* Directive
Resume the interview with Nial Tekin on alienation in the world of work below, picking up immediately after its final sentence.

* Document passage
*****

After her bachelor’s degree in Istanbul, Nial Tekin completed a master’s degree in the field of sociology of work at the University of Évry in France. There she completed her doctorate with an interdisciplinary approach from sociology and social philosophy on specific forms of alienation in the neoliberal capitalist world of work.
Nial Tekin continued this interdisciplinary approach at the Humanities and Social Change Center in Berlin, Germany, by working out the social pathologies of the contemporary world of work and developing a social critique of neoliberalism.
„We are interested in what the workers are actually doing“
Interview with Nial Tekin
Nial, you are a sociologist yourself. Before you came to the Center you conducted field research in Turkish and French car manufacturing plants on experiences of alienation related to new forms of management. To put it in a nutshell: How is alienation experienced today?

*****

* Recorded information
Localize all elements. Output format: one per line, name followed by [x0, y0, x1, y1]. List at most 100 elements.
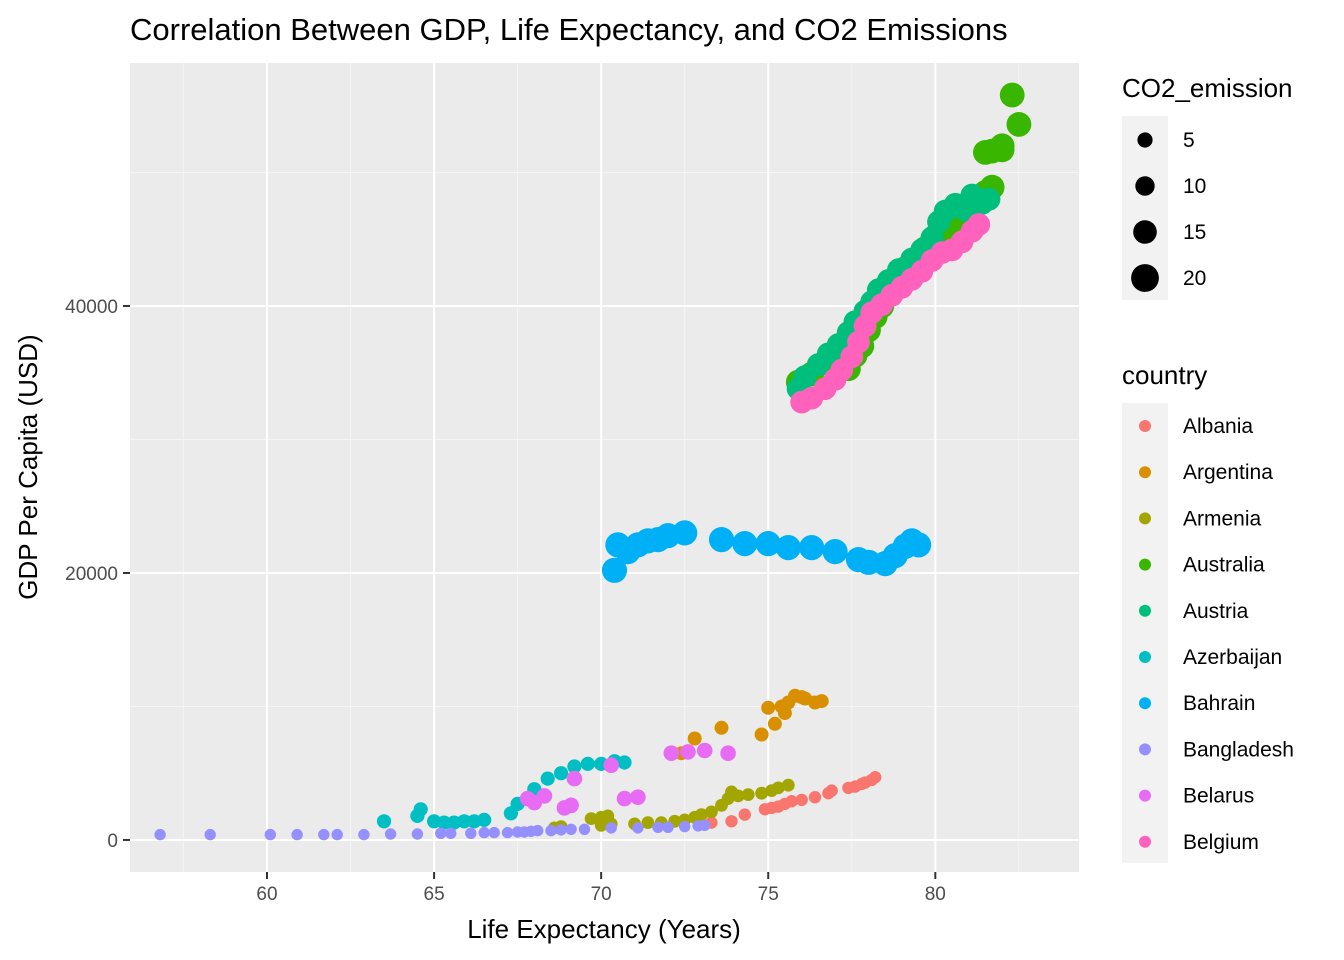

*****

* Task answer
Alienation had a long tradition in sociological research.The concept described the experience of meaningless work and the feeling of being powerless in the production process. Its heyday was the analysis of the Taylorian era when the new organization of factories according to the model of the assembly line destroyed the working collectives and social relations among the workers. Today we find the same experiences under neoliberal conditions—now produced by new methods of management: permanent competition, increased workloads, constant performance evaluation, and the exploitation of all efforts by the workers to appropriate the working processes. Paradoxically, it is the discourse of autonomy that results in a situation where prescriptions are endemic and which leads to anxiety and stress. To give you an example: Workers are constantly nudged to overstep rules for the sake of increased production; but at the same time, they are held responsible when their actions result in injuries or accidents. Such paradoxical interpellations entail the deterioration of health, destroy social relations and collectivity at work, and block the desire of the working people.
You have worked with Emmanuel Renault in Paris, so the Center was not your first encounter with discussions dominated by philosophical perspectives. From your experience, what do philosophers miss about alienation in real life?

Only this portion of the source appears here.